* [WHAT THE TASK ASKS]: Please report every line from the material that contains the word "GeoGuard".

(Dataset records)

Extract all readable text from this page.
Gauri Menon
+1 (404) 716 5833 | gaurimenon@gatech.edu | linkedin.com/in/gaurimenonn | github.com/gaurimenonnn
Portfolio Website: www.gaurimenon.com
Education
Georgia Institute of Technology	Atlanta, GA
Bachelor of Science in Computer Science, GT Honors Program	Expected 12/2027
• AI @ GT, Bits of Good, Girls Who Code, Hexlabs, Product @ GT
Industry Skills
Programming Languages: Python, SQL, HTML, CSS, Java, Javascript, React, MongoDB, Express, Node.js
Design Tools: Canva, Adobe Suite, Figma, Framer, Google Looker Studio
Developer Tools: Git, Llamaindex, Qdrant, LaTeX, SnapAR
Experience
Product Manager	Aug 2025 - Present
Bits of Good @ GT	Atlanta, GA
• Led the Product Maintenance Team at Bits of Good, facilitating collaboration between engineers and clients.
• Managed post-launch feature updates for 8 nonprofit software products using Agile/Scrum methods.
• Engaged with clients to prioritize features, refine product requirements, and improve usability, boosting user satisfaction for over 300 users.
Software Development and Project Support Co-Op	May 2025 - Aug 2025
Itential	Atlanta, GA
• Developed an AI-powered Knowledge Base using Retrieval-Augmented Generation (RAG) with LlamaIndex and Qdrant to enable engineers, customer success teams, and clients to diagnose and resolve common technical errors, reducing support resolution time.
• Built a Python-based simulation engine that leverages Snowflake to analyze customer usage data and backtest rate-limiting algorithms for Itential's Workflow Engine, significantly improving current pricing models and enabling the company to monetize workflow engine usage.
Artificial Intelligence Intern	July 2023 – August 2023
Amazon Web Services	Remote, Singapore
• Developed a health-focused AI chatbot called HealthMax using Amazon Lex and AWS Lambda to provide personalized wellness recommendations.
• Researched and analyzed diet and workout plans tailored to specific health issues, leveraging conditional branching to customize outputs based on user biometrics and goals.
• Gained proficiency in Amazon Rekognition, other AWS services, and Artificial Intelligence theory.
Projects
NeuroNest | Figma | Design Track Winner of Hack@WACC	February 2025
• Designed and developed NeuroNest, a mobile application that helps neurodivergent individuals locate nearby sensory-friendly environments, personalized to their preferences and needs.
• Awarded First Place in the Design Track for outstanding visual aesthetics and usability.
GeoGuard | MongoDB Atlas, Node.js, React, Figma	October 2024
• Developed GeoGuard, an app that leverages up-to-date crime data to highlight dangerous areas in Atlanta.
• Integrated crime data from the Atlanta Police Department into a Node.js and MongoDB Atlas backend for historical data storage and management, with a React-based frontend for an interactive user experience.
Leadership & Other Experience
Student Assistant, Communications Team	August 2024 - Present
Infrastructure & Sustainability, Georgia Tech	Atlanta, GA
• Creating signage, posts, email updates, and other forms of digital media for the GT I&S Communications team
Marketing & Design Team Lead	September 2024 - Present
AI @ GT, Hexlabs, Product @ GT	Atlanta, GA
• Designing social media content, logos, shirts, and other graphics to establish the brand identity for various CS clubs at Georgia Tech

* [EXPECTED ANSWER]:
GeoGuard | MongoDB Atlas, Node.js, React, Figma	October 2024
• Developed GeoGuard, an app that leverages up-to-date crime data to highlight dangerous areas in Atlanta.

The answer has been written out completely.